Exercise task = Identify and reproduce every line holding the string "Direcção".

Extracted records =
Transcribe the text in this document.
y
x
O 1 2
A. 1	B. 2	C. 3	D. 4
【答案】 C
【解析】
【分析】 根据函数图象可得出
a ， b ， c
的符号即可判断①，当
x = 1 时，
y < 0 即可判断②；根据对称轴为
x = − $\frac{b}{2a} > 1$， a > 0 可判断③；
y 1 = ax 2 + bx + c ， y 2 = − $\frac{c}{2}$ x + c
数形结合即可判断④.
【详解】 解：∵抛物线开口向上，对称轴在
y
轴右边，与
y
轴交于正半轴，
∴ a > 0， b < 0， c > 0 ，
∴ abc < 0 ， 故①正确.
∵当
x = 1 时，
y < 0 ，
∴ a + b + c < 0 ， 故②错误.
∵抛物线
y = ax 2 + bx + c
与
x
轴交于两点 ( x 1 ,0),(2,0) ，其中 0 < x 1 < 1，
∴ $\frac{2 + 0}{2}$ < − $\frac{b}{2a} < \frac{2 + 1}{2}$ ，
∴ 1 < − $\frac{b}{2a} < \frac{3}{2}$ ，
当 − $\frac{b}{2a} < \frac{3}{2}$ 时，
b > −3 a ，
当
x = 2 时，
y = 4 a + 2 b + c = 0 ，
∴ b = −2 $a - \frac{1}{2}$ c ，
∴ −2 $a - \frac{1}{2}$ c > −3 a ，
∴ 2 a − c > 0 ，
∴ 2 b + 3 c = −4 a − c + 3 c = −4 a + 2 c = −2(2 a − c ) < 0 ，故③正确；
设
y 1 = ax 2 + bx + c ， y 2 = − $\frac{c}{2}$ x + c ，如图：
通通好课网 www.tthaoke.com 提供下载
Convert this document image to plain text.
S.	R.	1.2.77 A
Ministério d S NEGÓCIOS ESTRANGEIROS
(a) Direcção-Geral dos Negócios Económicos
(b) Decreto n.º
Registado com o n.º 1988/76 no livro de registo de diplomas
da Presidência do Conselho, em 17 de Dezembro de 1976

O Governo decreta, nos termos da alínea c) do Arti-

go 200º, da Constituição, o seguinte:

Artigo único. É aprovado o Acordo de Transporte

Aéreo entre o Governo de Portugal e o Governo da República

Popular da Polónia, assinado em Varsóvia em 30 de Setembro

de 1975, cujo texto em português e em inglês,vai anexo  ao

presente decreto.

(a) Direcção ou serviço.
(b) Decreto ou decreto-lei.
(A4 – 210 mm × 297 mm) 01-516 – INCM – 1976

Finished exercise =
(a) Direcção-Geral dos Negócios Económicos
(a) Direcção ou serviço.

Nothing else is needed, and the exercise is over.